# [Set problem]
Reproduce the listing below character for character; drop every image.

# [Available data]

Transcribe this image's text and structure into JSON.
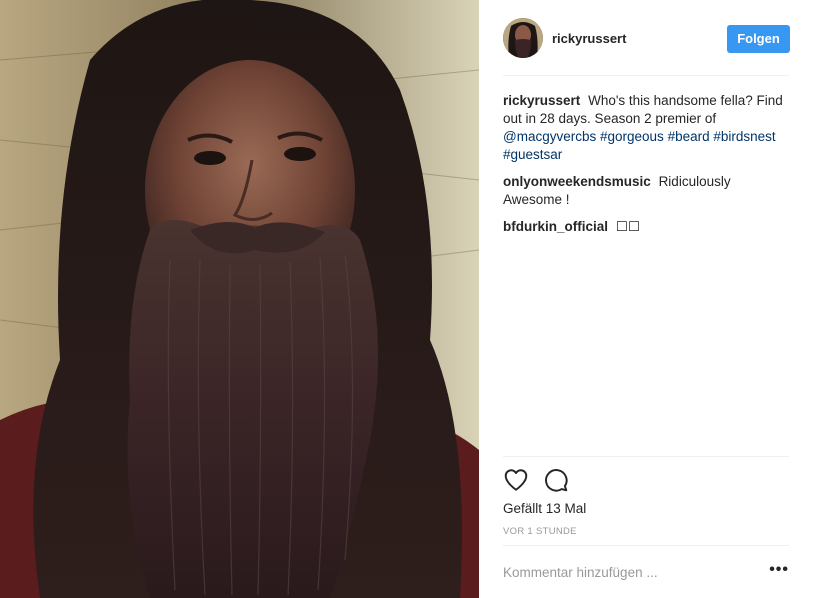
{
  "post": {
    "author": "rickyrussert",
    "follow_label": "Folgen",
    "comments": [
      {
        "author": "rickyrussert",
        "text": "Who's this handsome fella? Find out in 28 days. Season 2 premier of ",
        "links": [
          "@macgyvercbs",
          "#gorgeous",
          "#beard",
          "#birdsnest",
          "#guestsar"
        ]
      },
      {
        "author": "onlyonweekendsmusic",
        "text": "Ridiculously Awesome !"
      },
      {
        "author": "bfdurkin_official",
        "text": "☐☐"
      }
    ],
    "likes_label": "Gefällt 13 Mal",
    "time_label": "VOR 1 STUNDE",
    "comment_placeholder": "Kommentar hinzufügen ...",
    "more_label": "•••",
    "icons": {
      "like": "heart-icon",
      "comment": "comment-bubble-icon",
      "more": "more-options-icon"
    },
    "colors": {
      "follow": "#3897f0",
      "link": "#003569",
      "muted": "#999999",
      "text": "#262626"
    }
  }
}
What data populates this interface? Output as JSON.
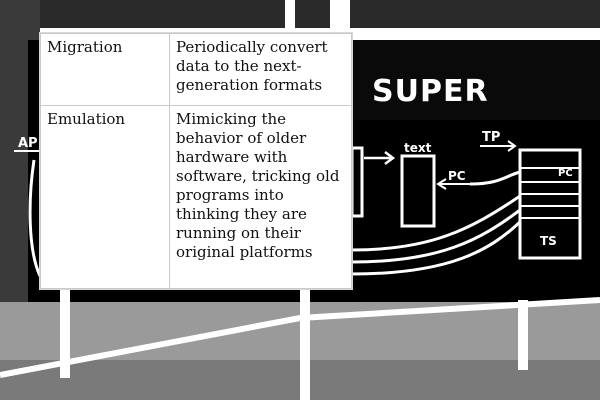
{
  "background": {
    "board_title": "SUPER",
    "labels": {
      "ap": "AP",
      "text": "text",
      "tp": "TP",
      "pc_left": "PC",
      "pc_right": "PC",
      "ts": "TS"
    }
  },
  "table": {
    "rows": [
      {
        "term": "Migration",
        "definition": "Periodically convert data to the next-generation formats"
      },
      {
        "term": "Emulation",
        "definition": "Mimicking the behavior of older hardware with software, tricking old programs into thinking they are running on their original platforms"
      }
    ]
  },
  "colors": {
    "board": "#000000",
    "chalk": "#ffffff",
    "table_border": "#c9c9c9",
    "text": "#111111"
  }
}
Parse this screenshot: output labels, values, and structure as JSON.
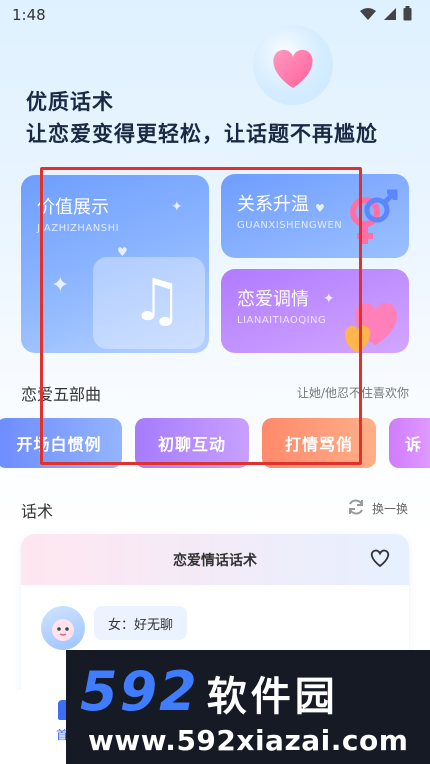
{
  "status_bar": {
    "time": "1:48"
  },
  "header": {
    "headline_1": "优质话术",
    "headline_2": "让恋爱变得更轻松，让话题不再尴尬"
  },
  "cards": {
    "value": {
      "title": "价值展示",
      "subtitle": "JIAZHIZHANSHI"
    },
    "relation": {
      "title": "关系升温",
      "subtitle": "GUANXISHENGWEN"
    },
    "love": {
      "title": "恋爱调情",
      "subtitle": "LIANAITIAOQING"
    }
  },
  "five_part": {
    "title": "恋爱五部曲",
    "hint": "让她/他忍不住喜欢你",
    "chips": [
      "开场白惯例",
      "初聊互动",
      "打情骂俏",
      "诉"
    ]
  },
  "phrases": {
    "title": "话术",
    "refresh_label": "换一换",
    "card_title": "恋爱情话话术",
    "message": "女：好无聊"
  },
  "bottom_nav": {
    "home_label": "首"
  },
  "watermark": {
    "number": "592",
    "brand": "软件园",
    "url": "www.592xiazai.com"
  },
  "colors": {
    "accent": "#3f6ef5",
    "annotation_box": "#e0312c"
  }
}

# [Response]
Transcribe this image's text and structure into JSON.
{
  "post": {
    "author": "rickyrussert",
    "follow_label": "Folgen",
    "comments": [
      {
        "author": "rickyrussert",
        "text": "Who's this handsome fella? Find out in 28 days. Season 2 premier of ",
        "links": [
          "@macgyvercbs",
          "#gorgeous",
          "#beard",
          "#birdsnest",
          "#guestsar"
        ]
      },
      {
        "author": "onlyonweekendsmusic",
        "text": "Ridiculously Awesome !"
      },
      {
        "author": "bfdurkin_official",
        "text": "☐☐"
      }
    ],
    "likes_label": "Gefällt 13 Mal",
    "time_label": "VOR 1 STUNDE",
    "comment_placeholder": "Kommentar hinzufügen ...",
    "more_label": "•••",
    "icons": {
      "like": "heart-icon",
      "comment": "comment-bubble-icon",
      "more": "more-options-icon"
    },
    "colors": {
      "follow": "#3897f0",
      "link": "#003569",
      "muted": "#999999",
      "text": "#262626"
    }
  }
}
What data populates this interface? Output as JSON.
{
  "background": {
    "board_title": "SUPER",
    "labels": {
      "ap": "AP",
      "text": "text",
      "tp": "TP",
      "pc_left": "PC",
      "pc_right": "PC",
      "ts": "TS"
    }
  },
  "table": {
    "rows": [
      {
        "term": "Migration",
        "definition": "Periodically convert data to the next-generation formats"
      },
      {
        "term": "Emulation",
        "definition": "Mimicking the behavior of older hardware with software, tricking old programs into thinking they are running on their original platforms"
      }
    ]
  },
  "colors": {
    "board": "#000000",
    "chalk": "#ffffff",
    "table_border": "#c9c9c9",
    "text": "#111111"
  }
}
Parse this screenshot: output labels, values, and structure as JSON.
{
  "status_bar": {
    "time": "1:48"
  },
  "header": {
    "headline_1": "优质话术",
    "headline_2": "让恋爱变得更轻松，让话题不再尴尬"
  },
  "cards": {
    "value": {
      "title": "价值展示",
      "subtitle": "JIAZHIZHANSHI"
    },
    "relation": {
      "title": "关系升温",
      "subtitle": "GUANXISHENGWEN"
    },
    "love": {
      "title": "恋爱调情",
      "subtitle": "LIANAITIAOQING"
    }
  },
  "five_part": {
    "title": "恋爱五部曲",
    "hint": "让她/他忍不住喜欢你",
    "chips": [
      "开场白惯例",
      "初聊互动",
      "打情骂俏",
      "诉"
    ]
  },
  "phrases": {
    "title": "话术",
    "refresh_label": "换一换",
    "card_title": "恋爱情话话术",
    "message": "女：好无聊"
  },
  "bottom_nav": {
    "home_label": "首"
  },
  "watermark": {
    "number": "592",
    "brand": "软件园",
    "url": "www.592xiazai.com"
  },
  "colors": {
    "accent": "#3f6ef5",
    "annotation_box": "#e0312c"
  }
}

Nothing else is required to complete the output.